### Task to carry out:
What follows is a listing to be transcribed exactly.

[Begin Data lines]

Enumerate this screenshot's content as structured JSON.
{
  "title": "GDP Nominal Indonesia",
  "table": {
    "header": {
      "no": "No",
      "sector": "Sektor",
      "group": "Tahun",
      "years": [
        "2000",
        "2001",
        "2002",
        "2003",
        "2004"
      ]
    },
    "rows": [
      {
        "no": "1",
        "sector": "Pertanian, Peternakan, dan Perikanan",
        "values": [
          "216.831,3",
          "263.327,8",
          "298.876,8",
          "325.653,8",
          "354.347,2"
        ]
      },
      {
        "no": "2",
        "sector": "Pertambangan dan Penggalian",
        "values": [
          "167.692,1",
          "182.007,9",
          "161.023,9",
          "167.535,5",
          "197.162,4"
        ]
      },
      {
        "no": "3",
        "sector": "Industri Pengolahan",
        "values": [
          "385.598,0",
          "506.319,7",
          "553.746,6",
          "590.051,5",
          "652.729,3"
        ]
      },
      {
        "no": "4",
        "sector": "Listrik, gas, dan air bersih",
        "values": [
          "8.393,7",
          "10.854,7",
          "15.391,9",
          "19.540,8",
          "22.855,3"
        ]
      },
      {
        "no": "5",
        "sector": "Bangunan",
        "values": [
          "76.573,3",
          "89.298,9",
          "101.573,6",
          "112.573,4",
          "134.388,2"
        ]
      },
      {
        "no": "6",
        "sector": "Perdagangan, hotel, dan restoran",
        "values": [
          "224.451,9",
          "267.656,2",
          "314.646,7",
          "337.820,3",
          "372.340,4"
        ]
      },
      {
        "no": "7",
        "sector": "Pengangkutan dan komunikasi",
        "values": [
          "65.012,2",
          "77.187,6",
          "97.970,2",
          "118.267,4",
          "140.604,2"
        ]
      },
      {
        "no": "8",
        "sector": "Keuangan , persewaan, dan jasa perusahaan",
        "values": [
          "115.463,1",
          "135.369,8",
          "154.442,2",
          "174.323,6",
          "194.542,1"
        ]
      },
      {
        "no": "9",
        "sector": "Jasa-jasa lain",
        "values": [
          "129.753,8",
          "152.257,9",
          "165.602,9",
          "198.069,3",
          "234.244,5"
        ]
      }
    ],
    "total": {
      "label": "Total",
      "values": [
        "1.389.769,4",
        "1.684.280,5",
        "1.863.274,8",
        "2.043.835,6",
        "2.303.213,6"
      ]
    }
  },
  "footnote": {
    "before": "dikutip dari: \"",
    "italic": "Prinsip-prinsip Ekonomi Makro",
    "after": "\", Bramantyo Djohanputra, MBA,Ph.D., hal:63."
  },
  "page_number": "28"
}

[End Data lines]

### Reply to the task:
Enumerate this screenshot's content as structured JSON.
{
  "title": "GDP Nominal Indonesia",
  "table": {
    "header": {
      "no": "No",
      "sector": "Sektor",
      "group": "Tahun",
      "years": [
        "2000",
        "2001",
        "2002",
        "2003",
        "2004"
      ]
    },
    "rows": [
      {
        "no": "1",
        "sector": "Pertanian, Peternakan, dan Perikanan",
        "values": [
          "216.831,3",
          "263.327,8",
          "298.876,8",
          "325.653,8",
          "354.347,2"
        ]
      },
      {
        "no": "2",
        "sector": "Pertambangan dan Penggalian",
        "values": [
          "167.692,1",
          "182.007,9",
          "161.023,9",
          "167.535,5",
          "197.162,4"
        ]
      },
      {
        "no": "3",
        "sector": "Industri Pengolahan",
        "values": [
          "385.598,0",
          "506.319,7",
          "553.746,6",
          "590.051,5",
          "652.729,3"
        ]
      },
      {
        "no": "4",
        "sector": "Listrik, gas, dan air bersih",
        "values": [
          "8.393,7",
          "10.854,7",
          "15.391,9",
          "19.540,8",
          "22.855,3"
        ]
      },
      {
        "no": "5",
        "sector": "Bangunan",
        "values": [
          "76.573,3",
          "89.298,9",
          "101.573,6",
          "112.573,4",
          "134.388,2"
        ]
      },
      {
        "no": "6",
        "sector": "Perdagangan, hotel, dan restoran",
        "values": [
          "224.451,9",
          "267.656,2",
          "314.646,7",
          "337.820,3",
          "372.340,4"
        ]
      },
      {
        "no": "7",
        "sector": "Pengangkutan dan komunikasi",
        "values": [
          "65.012,2",
          "77.187,6",
          "97.970,2",
          "118.267,4",
          "140.604,2"
        ]
      },
      {
        "no": "8",
        "sector": "Keuangan , persewaan, dan jasa perusahaan",
        "values": [
          "115.463,1",
          "135.369,8",
          "154.442,2",
          "174.323,6",
          "194.542,1"
        ]
      },
      {
        "no": "9",
        "sector": "Jasa-jasa lain",
        "values": [
          "129.753,8",
          "152.257,9",
          "165.602,9",
          "198.069,3",
          "234.244,5"
        ]
      }
    ],
    "total": {
      "label": "Total",
      "values": [
        "1.389.769,4",
        "1.684.280,5",
        "1.863.274,8",
        "2.043.835,6",
        "2.303.213,6"
      ]
    }
  },
  "footnote": {
    "before": "dikutip dari: \"",
    "italic": "Prinsip-prinsip Ekonomi Makro",
    "after": "\", Bramantyo Djohanputra, MBA,Ph.D., hal:63."
  },
  "page_number": "28"
}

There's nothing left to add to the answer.